-- Begin ENTRIES --

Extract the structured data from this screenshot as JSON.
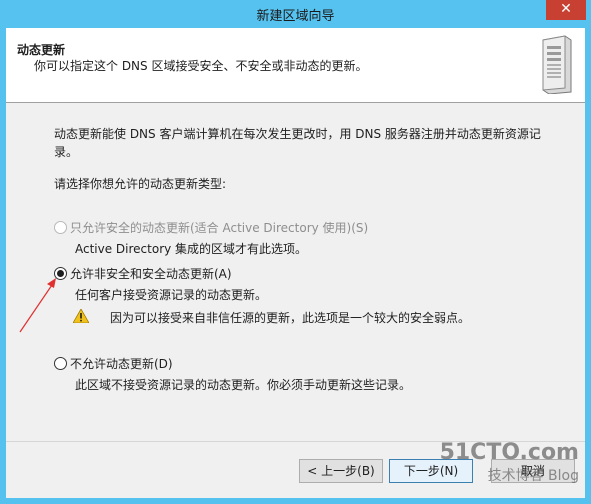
{
  "window": {
    "title": "新建区域向导",
    "close_glyph": "✕"
  },
  "header": {
    "title": "动态更新",
    "subtitle": "你可以指定这个 DNS 区域接受安全、不安全或非动态的更新。",
    "icon": "server-icon"
  },
  "body": {
    "description_line1": "动态更新能使 DNS 客户端计算机在每次发生更改时，用 DNS 服务器注册并动态更新资源记",
    "description_line2": "录。",
    "prompt": "请选择你想允许的动态更新类型:",
    "options": [
      {
        "label": "只允许安全的动态更新(适合 Active Directory 使用)(S)",
        "description": "Active Directory 集成的区域才有此选项。",
        "selected": false,
        "enabled": false
      },
      {
        "label": "允许非安全和安全动态更新(A)",
        "description": "任何客户接受资源记录的动态更新。",
        "warning": "因为可以接受来自非信任源的更新，此选项是一个较大的安全弱点。",
        "selected": true,
        "enabled": true
      },
      {
        "label": "不允许动态更新(D)",
        "description": "此区域不接受资源记录的动态更新。你必须手动更新这些记录。",
        "selected": false,
        "enabled": true
      }
    ]
  },
  "footer": {
    "back_label": "< 上一步(B)",
    "next_label": "下一步(N)",
    "cancel_label": "取消"
  },
  "watermark": {
    "line1": "51CTO.com",
    "line2": "技术博客 Blog"
  },
  "colors": {
    "titlebar": "#56c2ef",
    "close": "#c84031",
    "annotation_arrow": "#e03030"
  }
}
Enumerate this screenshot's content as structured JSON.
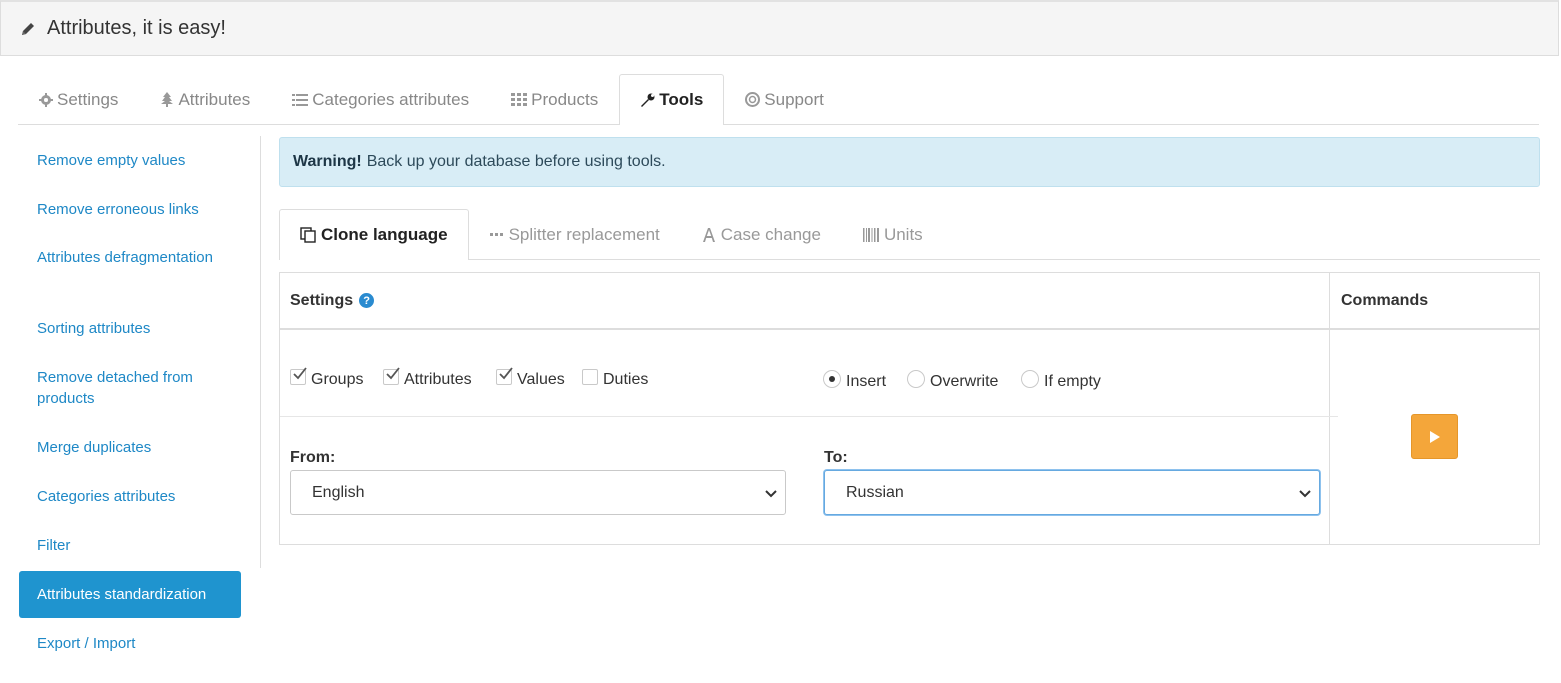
{
  "header": {
    "title": "Attributes, it is easy!",
    "icon": "pencil-icon"
  },
  "main_tabs": [
    {
      "label": "Settings",
      "icon": "gear-icon"
    },
    {
      "label": "Attributes",
      "icon": "tree-icon"
    },
    {
      "label": "Categories attributes",
      "icon": "list-icon"
    },
    {
      "label": "Products",
      "icon": "grid-icon"
    },
    {
      "label": "Tools",
      "icon": "wrench-icon",
      "active": true
    },
    {
      "label": "Support",
      "icon": "lifebuoy-icon"
    }
  ],
  "sidebar": {
    "items": [
      {
        "label": "Remove empty values"
      },
      {
        "label": "Remove erroneous links"
      },
      {
        "label": "Attributes defragmentation"
      },
      {
        "label": "Sorting attributes"
      },
      {
        "label": "Remove detached from products"
      },
      {
        "label": "Merge duplicates"
      },
      {
        "label": "Categories attributes"
      },
      {
        "label": "Filter"
      },
      {
        "label": "Attributes standardization",
        "active": true
      },
      {
        "label": "Export / Import"
      }
    ]
  },
  "alert": {
    "strong": "Warning!",
    "text": "Back up your database before using tools."
  },
  "sub_tabs": [
    {
      "label": "Clone language",
      "icon": "copy-icon",
      "active": true
    },
    {
      "label": "Splitter replacement",
      "icon": "ellipsis-icon"
    },
    {
      "label": "Case change",
      "icon": "font-icon"
    },
    {
      "label": "Units",
      "icon": "barcode-icon"
    }
  ],
  "table": {
    "settings_header": "Settings",
    "commands_header": "Commands",
    "checkboxes": [
      {
        "label": "Groups",
        "checked": true
      },
      {
        "label": "Attributes",
        "checked": true
      },
      {
        "label": "Values",
        "checked": true
      },
      {
        "label": "Duties",
        "checked": false
      }
    ],
    "radios": [
      {
        "label": "Insert",
        "selected": true
      },
      {
        "label": "Overwrite",
        "selected": false
      },
      {
        "label": "If empty",
        "selected": false
      }
    ],
    "from": {
      "label": "From:",
      "value": "English"
    },
    "to": {
      "label": "To:",
      "value": "Russian"
    }
  },
  "colors": {
    "link": "#1e88c6",
    "active_sidebar": "#1f94cf",
    "alert_bg": "#d8edf6",
    "run_button": "#f4a63a"
  }
}
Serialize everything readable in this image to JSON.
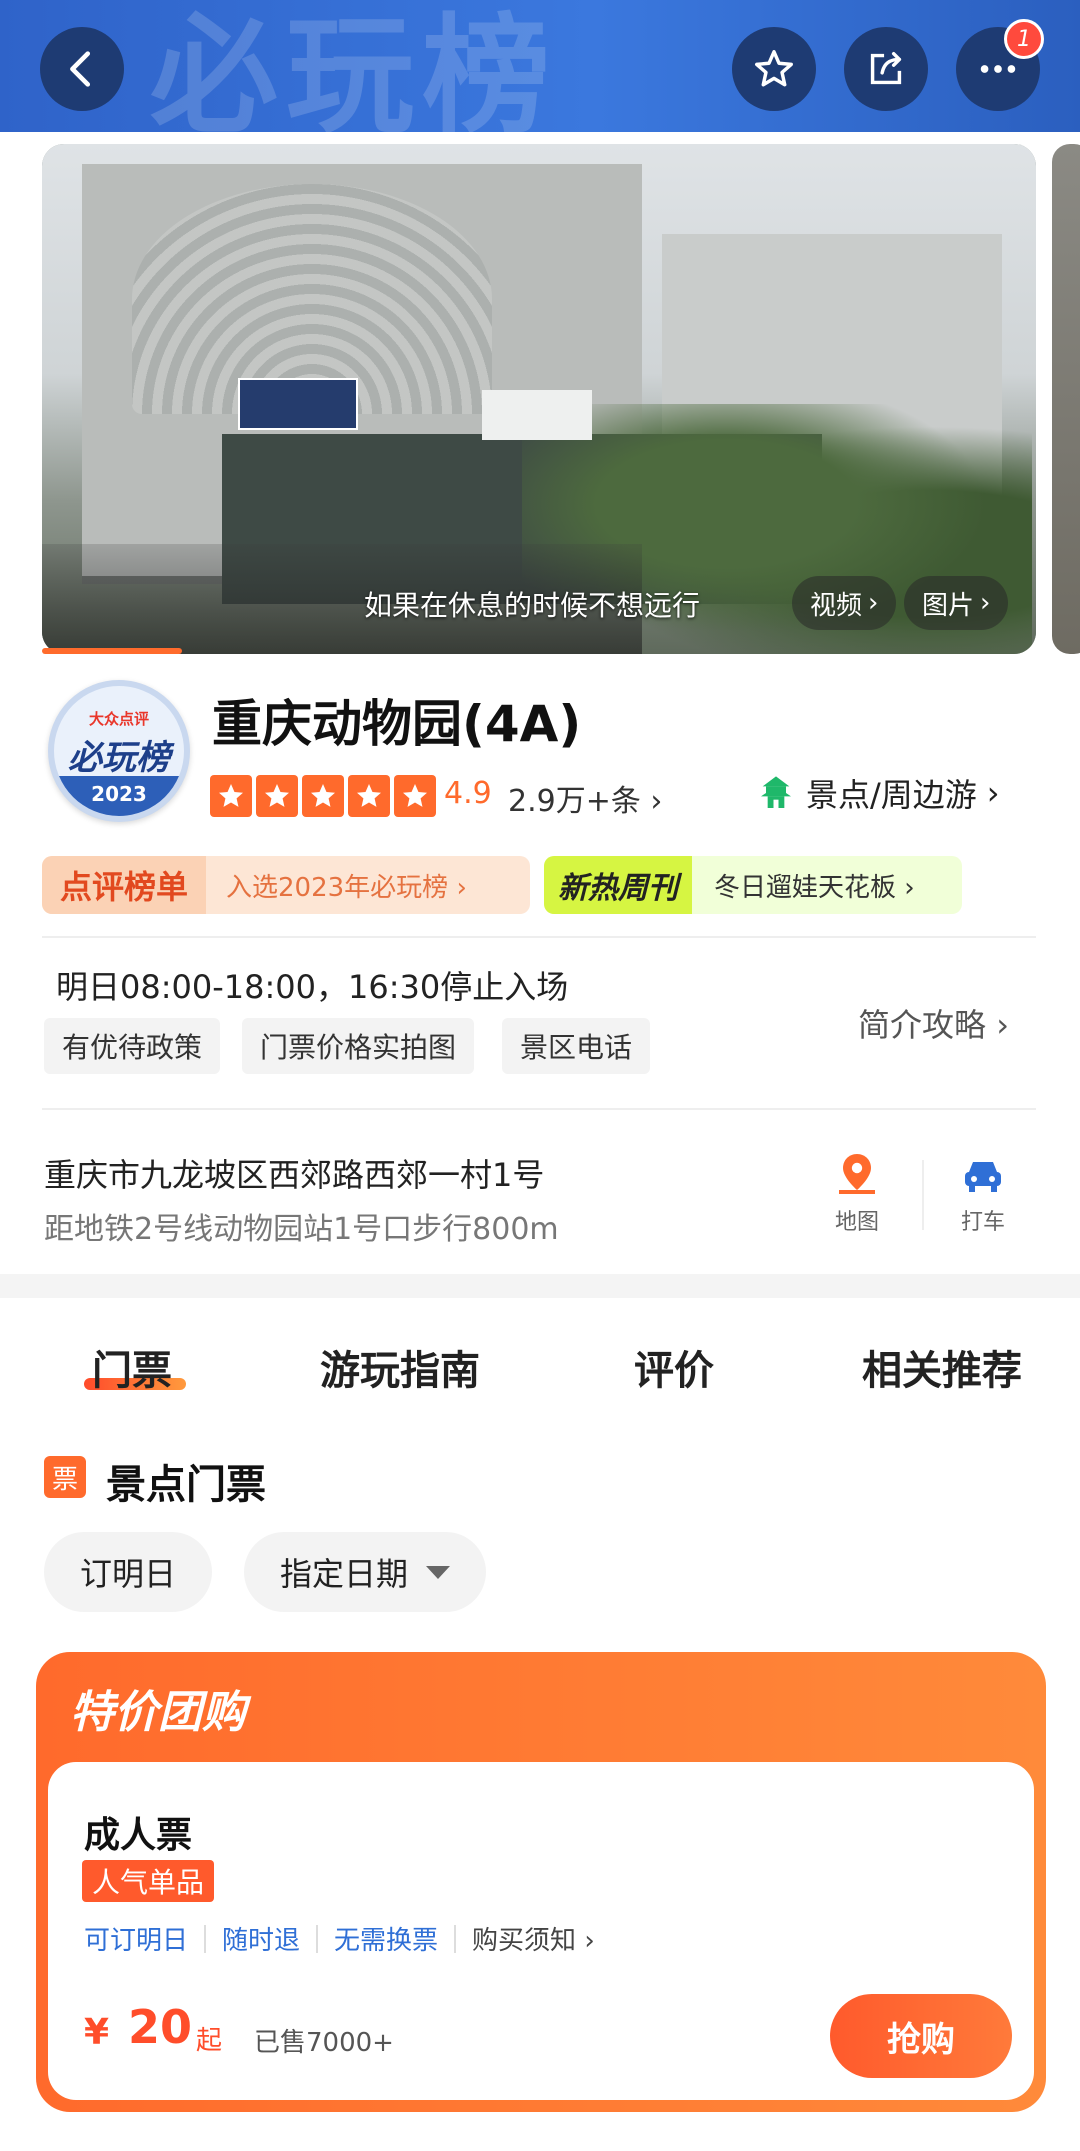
{
  "header": {
    "watermark": "必玩榜",
    "icons": {
      "back": "back-arrow-icon",
      "favorite": "star-icon",
      "share": "share-icon",
      "more": "more-icon"
    },
    "more_badge": "1"
  },
  "hero": {
    "caption": "如果在休息的时候不想远行",
    "video_label": "视频",
    "photo_label": "图片"
  },
  "logo": {
    "line1": "大众点评",
    "line2": "必玩榜",
    "year": "2023"
  },
  "place": {
    "title": "重庆动物园(4A)",
    "rating": "4.9",
    "reviews": "2.9万+条",
    "category": "景点/周边游",
    "rating_stars": 5
  },
  "banners": {
    "rank_tag": "点评榜单",
    "rank_text": "入选2023年必玩榜",
    "weekly_tag": "新热周刊",
    "weekly_text": "冬日遛娃天花板"
  },
  "info": {
    "hours": "明日08:00-18:00，16:30停止入场",
    "chips": [
      "有优待政策",
      "门票价格实拍图",
      "景区电话"
    ],
    "guide": "简介攻略"
  },
  "address": {
    "line": "重庆市九龙坡区西郊路西郊一村1号",
    "metro": "距地铁2号线动物园站1号口步行800m",
    "map_label": "地图",
    "taxi_label": "打车"
  },
  "tabs": [
    "门票",
    "游玩指南",
    "评价",
    "相关推荐"
  ],
  "tickets": {
    "section_icon": "票",
    "section_title": "景点门票",
    "date_options": [
      "订明日",
      "指定日期"
    ]
  },
  "deal": {
    "title": "特价团购",
    "product": "成人票",
    "hot_tag": "人气单品",
    "features": [
      "可订明日",
      "随时退",
      "无需换票"
    ],
    "notice": "购买须知",
    "currency": "¥",
    "price": "20",
    "price_suffix": "起",
    "sold": "已售7000+",
    "buy_label": "抢购"
  },
  "colors": {
    "brand_blue": "#2f63c9",
    "accent_orange": "#ff6a2c",
    "link_blue": "#2f6fd6"
  }
}
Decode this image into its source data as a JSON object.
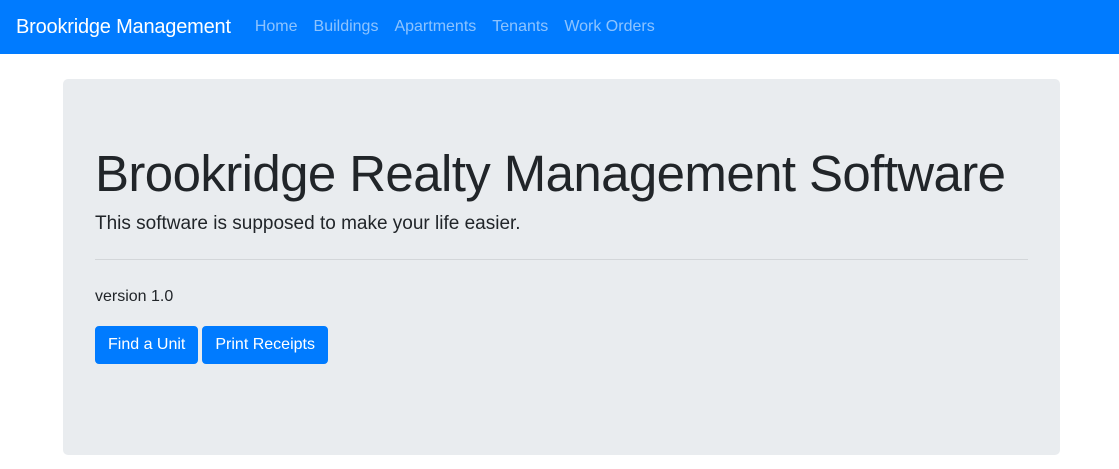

-- End ENTRIES --

_WHAT YOU SHOULD DO:_ Identify and copy lines that hold the string "JSON".

_COMPLETED TASK:_
Extract the structured data from this screenshot as JSON.
Enumerate this screenshot's content as structured JSON.
Serialize everything readable in this image to JSON.
Decode this image into its source data as a JSON object.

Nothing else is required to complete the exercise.